From the records below, copy every line that contains the word "color".

# start of DATASET CONTENT

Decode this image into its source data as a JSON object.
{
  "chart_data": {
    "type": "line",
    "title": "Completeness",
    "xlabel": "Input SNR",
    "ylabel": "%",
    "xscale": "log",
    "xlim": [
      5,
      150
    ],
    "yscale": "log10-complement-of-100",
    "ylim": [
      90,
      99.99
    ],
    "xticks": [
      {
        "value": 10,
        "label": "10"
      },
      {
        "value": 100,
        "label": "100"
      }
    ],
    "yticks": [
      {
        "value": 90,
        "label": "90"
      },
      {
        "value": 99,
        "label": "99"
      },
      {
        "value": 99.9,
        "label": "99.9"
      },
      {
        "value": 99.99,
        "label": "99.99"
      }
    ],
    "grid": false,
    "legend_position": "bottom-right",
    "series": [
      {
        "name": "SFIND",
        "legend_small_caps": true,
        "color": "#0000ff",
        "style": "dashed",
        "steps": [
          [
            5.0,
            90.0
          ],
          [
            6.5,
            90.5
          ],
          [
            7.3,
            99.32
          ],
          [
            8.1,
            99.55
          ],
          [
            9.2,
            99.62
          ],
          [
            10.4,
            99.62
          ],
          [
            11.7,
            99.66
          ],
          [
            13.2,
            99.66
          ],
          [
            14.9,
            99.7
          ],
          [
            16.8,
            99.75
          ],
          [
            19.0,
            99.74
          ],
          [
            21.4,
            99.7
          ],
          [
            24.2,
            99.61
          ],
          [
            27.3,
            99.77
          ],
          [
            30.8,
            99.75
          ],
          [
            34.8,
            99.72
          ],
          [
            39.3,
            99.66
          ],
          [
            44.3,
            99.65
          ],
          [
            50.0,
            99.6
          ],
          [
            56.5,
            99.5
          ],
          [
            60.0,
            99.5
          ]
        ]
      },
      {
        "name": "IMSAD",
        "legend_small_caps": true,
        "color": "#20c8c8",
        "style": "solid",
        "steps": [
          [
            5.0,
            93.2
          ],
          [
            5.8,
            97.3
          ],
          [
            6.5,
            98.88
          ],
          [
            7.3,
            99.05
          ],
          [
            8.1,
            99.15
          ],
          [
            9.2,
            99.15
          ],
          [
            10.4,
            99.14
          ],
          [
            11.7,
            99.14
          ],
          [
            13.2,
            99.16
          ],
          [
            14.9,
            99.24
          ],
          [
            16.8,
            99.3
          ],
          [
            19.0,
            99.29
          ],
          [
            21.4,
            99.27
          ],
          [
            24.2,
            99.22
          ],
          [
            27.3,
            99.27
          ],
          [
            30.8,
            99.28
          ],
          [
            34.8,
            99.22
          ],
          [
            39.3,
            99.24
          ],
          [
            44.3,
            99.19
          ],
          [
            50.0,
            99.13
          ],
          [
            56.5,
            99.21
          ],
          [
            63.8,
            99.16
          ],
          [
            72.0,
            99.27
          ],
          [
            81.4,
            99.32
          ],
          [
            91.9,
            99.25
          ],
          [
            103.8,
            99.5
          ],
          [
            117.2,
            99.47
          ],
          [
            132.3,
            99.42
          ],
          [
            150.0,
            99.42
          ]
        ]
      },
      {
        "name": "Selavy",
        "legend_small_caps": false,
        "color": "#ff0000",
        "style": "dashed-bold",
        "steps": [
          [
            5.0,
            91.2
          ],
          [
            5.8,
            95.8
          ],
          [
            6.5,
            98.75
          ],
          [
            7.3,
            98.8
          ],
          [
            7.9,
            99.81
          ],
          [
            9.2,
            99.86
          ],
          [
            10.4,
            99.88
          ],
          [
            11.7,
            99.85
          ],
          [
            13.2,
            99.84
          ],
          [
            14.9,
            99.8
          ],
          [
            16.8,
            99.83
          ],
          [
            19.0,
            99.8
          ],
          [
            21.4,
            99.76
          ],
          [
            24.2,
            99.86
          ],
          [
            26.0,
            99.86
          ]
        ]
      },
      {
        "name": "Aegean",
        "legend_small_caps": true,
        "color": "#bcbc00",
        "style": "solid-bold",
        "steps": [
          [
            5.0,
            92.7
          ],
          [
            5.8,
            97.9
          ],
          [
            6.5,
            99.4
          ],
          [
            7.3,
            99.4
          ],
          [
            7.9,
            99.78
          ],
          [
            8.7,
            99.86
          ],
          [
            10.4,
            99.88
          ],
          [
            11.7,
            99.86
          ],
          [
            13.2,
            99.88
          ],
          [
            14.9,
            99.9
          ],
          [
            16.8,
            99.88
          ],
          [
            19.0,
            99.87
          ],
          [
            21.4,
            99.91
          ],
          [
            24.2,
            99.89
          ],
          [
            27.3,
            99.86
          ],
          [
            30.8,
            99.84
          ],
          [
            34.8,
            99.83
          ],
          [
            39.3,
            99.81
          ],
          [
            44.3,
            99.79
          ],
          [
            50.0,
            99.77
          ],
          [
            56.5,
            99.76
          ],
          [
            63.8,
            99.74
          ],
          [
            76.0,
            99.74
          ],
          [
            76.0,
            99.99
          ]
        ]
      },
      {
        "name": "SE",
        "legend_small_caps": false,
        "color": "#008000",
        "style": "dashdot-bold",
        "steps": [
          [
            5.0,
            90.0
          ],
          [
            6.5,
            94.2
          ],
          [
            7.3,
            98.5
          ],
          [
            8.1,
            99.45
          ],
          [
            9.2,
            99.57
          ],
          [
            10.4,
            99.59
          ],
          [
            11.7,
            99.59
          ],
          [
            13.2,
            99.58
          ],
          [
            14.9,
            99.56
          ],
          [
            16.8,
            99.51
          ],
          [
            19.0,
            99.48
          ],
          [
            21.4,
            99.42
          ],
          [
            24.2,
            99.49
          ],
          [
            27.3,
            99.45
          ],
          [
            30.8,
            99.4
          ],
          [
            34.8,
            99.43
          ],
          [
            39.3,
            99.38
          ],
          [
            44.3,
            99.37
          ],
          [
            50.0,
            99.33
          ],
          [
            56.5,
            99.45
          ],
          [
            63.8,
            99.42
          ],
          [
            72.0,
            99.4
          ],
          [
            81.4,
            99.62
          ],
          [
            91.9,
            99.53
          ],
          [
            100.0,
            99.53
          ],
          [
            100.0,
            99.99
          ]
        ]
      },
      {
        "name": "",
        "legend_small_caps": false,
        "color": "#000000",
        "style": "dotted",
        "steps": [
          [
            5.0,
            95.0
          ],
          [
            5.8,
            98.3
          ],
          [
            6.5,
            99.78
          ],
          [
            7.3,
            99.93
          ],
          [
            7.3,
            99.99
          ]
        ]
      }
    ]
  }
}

# end of DATASET CONTENT

OUTPUT FOR THIS EXERCISE »
        "color": "#0000ff",
        "color": "#20c8c8",
        "color": "#ff0000",
        "color": "#bcbc00",
        "color": "#008000",
        "color": "#000000",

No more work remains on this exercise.